*WHAT IS REQUIRED*:
Copy every entry exactly.

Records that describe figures
***

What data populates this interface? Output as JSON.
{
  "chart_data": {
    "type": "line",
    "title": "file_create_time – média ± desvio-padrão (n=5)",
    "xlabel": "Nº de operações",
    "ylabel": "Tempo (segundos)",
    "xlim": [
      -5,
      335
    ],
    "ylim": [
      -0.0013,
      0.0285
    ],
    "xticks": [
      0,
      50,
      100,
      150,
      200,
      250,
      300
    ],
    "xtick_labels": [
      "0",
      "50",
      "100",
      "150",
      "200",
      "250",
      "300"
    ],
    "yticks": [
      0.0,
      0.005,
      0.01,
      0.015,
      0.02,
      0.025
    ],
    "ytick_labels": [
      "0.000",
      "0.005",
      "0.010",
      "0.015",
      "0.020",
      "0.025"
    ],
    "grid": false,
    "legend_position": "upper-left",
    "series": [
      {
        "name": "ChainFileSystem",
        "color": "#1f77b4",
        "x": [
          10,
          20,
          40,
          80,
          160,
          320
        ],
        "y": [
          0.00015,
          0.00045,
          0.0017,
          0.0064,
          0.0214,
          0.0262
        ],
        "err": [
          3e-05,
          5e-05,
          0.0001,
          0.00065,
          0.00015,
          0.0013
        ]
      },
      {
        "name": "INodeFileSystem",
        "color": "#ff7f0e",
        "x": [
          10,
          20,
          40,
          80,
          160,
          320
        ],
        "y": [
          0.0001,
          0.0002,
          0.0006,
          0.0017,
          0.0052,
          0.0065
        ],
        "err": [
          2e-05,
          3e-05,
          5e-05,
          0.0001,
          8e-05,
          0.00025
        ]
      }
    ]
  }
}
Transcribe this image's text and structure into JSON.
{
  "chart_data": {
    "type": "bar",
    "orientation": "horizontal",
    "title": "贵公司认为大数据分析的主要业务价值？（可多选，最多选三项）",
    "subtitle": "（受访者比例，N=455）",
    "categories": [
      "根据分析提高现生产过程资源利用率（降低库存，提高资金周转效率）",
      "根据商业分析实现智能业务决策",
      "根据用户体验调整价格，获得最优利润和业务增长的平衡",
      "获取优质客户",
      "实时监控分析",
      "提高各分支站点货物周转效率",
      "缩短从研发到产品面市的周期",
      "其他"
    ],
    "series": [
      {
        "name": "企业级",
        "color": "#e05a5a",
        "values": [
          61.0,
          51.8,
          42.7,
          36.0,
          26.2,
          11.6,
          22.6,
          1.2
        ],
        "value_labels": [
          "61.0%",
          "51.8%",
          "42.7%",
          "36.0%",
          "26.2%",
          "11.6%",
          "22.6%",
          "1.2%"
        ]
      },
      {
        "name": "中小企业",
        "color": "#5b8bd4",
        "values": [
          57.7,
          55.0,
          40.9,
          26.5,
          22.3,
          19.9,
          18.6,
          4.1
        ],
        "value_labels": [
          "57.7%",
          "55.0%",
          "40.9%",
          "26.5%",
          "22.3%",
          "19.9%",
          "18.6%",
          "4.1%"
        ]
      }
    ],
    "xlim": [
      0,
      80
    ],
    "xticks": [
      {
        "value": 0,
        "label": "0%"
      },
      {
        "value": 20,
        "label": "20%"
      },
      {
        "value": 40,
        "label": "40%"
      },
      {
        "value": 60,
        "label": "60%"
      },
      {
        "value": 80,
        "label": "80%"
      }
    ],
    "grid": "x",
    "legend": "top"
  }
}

***

*EXERCISE SOLUTION*:
What data populates this interface? Output as JSON.
{
  "chart_data": {
    "type": "line",
    "title": "file_create_time – média ± desvio-padrão (n=5)",
    "xlabel": "Nº de operações",
    "ylabel": "Tempo (segundos)",
    "xlim": [
      -5,
      335
    ],
    "ylim": [
      -0.0013,
      0.0285
    ],
    "xticks": [
      0,
      50,
      100,
      150,
      200,
      250,
      300
    ],
    "xtick_labels": [
      "0",
      "50",
      "100",
      "150",
      "200",
      "250",
      "300"
    ],
    "yticks": [
      0.0,
      0.005,
      0.01,
      0.015,
      0.02,
      0.025
    ],
    "ytick_labels": [
      "0.000",
      "0.005",
      "0.010",
      "0.015",
      "0.020",
      "0.025"
    ],
    "grid": false,
    "legend_position": "upper-left",
    "series": [
      {
        "name": "ChainFileSystem",
        "color": "#1f77b4",
        "x": [
          10,
          20,
          40,
          80,
          160,
          320
        ],
        "y": [
          0.00015,
          0.00045,
          0.0017,
          0.0064,
          0.0214,
          0.0262
        ],
        "err": [
          3e-05,
          5e-05,
          0.0001,
          0.00065,
          0.00015,
          0.0013
        ]
      },
      {
        "name": "INodeFileSystem",
        "color": "#ff7f0e",
        "x": [
          10,
          20,
          40,
          80,
          160,
          320
        ],
        "y": [
          0.0001,
          0.0002,
          0.0006,
          0.0017,
          0.0052,
          0.0065
        ],
        "err": [
          2e-05,
          3e-05,
          5e-05,
          0.0001,
          8e-05,
          0.00025
        ]
      }
    ]
  }
}
Transcribe this image's text and structure into JSON.
{
  "chart_data": {
    "type": "bar",
    "orientation": "horizontal",
    "title": "贵公司认为大数据分析的主要业务价值？（可多选，最多选三项）",
    "subtitle": "（受访者比例，N=455）",
    "categories": [
      "根据分析提高现生产过程资源利用率（降低库存，提高资金周转效率）",
      "根据商业分析实现智能业务决策",
      "根据用户体验调整价格，获得最优利润和业务增长的平衡",
      "获取优质客户",
      "实时监控分析",
      "提高各分支站点货物周转效率",
      "缩短从研发到产品面市的周期",
      "其他"
    ],
    "series": [
      {
        "name": "企业级",
        "color": "#e05a5a",
        "values": [
          61.0,
          51.8,
          42.7,
          36.0,
          26.2,
          11.6,
          22.6,
          1.2
        ],
        "value_labels": [
          "61.0%",
          "51.8%",
          "42.7%",
          "36.0%",
          "26.2%",
          "11.6%",
          "22.6%",
          "1.2%"
        ]
      },
      {
        "name": "中小企业",
        "color": "#5b8bd4",
        "values": [
          57.7,
          55.0,
          40.9,
          26.5,
          22.3,
          19.9,
          18.6,
          4.1
        ],
        "value_labels": [
          "57.7%",
          "55.0%",
          "40.9%",
          "26.5%",
          "22.3%",
          "19.9%",
          "18.6%",
          "4.1%"
        ]
      }
    ],
    "xlim": [
      0,
      80
    ],
    "xticks": [
      {
        "value": 0,
        "label": "0%"
      },
      {
        "value": 20,
        "label": "20%"
      },
      {
        "value": 40,
        "label": "40%"
      },
      {
        "value": 60,
        "label": "60%"
      },
      {
        "value": 80,
        "label": "80%"
      }
    ],
    "grid": "x",
    "legend": "top"
  }
}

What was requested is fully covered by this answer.